● **EXTRACTED ENTRIES**
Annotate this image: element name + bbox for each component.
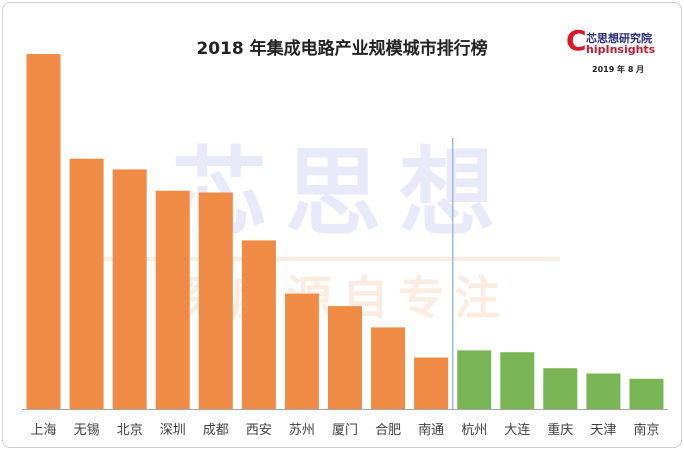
bar-11 [457,350,492,409]
x-tick-label: 上海 [30,423,56,438]
x-tick-label: 苏州 [289,422,315,438]
x-tick-label: 杭州 [461,423,487,438]
chart-title: 2018 年集成电路产业规模城市排行榜 [196,39,488,59]
x-tick-label: 南京 [633,422,659,438]
x-tick-label: 西安 [246,423,272,438]
logo-mark: C [566,24,587,57]
bar-12 [500,352,535,409]
bar-7 [284,293,319,409]
logo-en-name: hipInsights [586,43,656,56]
x-tick-label: 无锡 [74,423,100,438]
x-tick-label: 南通 [418,422,444,438]
bar-1 [26,54,61,409]
logo-cn-name: 芯思想研究院 [586,32,652,45]
bar-4 [155,190,190,409]
bar-15 [629,378,664,409]
x-tick-label: 北京 [117,423,143,438]
x-tick-label: 深圳 [160,423,186,438]
logo-date: 2019 年 8 月 [592,65,645,74]
x-tick-label: 厦门 [332,423,358,438]
bar-6 [241,240,276,409]
bar-8 [328,306,362,409]
x-tick-label: 成都 [203,423,229,438]
bar-2 [69,158,104,409]
bar-5 [198,192,233,409]
watermark-rule [80,257,560,261]
bar-3 [112,169,147,409]
x-tick-label: 天津 [590,423,616,438]
chipinsights-logo: C 芯思想研究院 hipInsights 2019 年 8 月 [566,26,666,78]
bar-13 [543,368,578,409]
bar-14 [586,373,621,409]
x-tick-label: 合肥 [375,423,401,438]
bar-9 [371,327,406,410]
x-tick-label: 大连 [504,422,530,438]
bar-10 [414,357,449,409]
x-tick-label: 重庆 [547,422,573,438]
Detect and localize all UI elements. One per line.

● **BRIEF**
Update the listing above by swapping every "x-tick-label" for "axis-label" and changing nothing else. Leave the picture out of your answer.

● **TASK SOLUTION**
Annotate this image: element name + bbox for each component.
bar-11 [457,350,492,409]
axis-label: 上海 [30,423,56,438]
axis-label: 苏州 [289,422,315,438]
axis-label: 杭州 [461,423,487,438]
chart-title: 2018 年集成电路产业规模城市排行榜 [196,39,488,59]
axis-label: 南京 [633,422,659,438]
axis-label: 西安 [246,423,272,438]
logo-mark: C [566,24,587,57]
bar-12 [500,352,535,409]
bar-7 [284,293,319,409]
logo-en-name: hipInsights [586,43,656,56]
axis-label: 无锡 [74,423,100,438]
axis-label: 南通 [418,422,444,438]
bar-1 [26,54,61,409]
logo-cn-name: 芯思想研究院 [586,32,652,45]
bar-4 [155,190,190,409]
bar-15 [629,378,664,409]
axis-label: 北京 [117,423,143,438]
axis-label: 深圳 [160,423,186,438]
logo-date: 2019 年 8 月 [592,65,645,74]
axis-label: 厦门 [332,423,358,438]
bar-6 [241,240,276,409]
bar-8 [328,306,362,409]
axis-label: 成都 [203,423,229,438]
bar-2 [69,158,104,409]
bar-5 [198,192,233,409]
watermark-rule [80,257,560,261]
bar-3 [112,169,147,409]
axis-label: 天津 [590,423,616,438]
chipinsights-logo: C 芯思想研究院 hipInsights 2019 年 8 月 [566,26,666,78]
bar-13 [543,368,578,409]
bar-14 [586,373,621,409]
axis-label: 合肥 [375,423,401,438]
bar-9 [371,327,406,410]
axis-label: 大连 [504,422,530,438]
bar-10 [414,357,449,409]
axis-label: 重庆 [547,422,573,438]
Detect and localize all UI elements. One per line.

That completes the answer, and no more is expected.